The exercise - Among these lines, how many include "this"? Answer only with the number.

Recorded information -
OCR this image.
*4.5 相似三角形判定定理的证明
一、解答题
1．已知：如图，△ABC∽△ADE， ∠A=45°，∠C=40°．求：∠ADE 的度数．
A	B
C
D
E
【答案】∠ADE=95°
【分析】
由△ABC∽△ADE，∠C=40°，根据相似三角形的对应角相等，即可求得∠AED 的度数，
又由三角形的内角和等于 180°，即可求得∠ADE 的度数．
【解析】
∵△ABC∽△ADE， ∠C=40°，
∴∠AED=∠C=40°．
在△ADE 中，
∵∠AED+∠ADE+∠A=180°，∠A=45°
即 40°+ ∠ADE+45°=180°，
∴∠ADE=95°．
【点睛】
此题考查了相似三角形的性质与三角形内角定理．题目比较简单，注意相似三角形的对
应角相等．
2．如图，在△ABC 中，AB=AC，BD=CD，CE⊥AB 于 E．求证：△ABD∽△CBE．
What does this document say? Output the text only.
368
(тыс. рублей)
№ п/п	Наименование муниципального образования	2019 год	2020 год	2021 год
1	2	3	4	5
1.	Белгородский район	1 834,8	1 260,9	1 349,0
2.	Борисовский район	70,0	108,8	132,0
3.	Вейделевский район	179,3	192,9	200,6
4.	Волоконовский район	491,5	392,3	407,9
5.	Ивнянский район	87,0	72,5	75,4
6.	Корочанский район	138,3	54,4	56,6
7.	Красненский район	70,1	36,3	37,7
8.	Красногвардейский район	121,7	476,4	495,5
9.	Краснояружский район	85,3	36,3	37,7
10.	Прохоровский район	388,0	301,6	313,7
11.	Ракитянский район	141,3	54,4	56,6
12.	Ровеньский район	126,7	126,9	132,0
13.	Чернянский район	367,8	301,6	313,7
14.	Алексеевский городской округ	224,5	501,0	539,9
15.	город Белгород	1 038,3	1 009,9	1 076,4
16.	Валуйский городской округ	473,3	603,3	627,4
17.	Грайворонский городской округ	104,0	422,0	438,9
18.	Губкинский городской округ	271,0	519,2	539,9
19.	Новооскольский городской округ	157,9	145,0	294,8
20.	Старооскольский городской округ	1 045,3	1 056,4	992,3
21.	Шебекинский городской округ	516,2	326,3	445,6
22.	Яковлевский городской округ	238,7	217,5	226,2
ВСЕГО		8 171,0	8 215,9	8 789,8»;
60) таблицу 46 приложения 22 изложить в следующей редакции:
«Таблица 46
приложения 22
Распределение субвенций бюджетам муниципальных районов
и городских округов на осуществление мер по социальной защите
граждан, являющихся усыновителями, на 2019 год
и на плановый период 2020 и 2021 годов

Full response - 2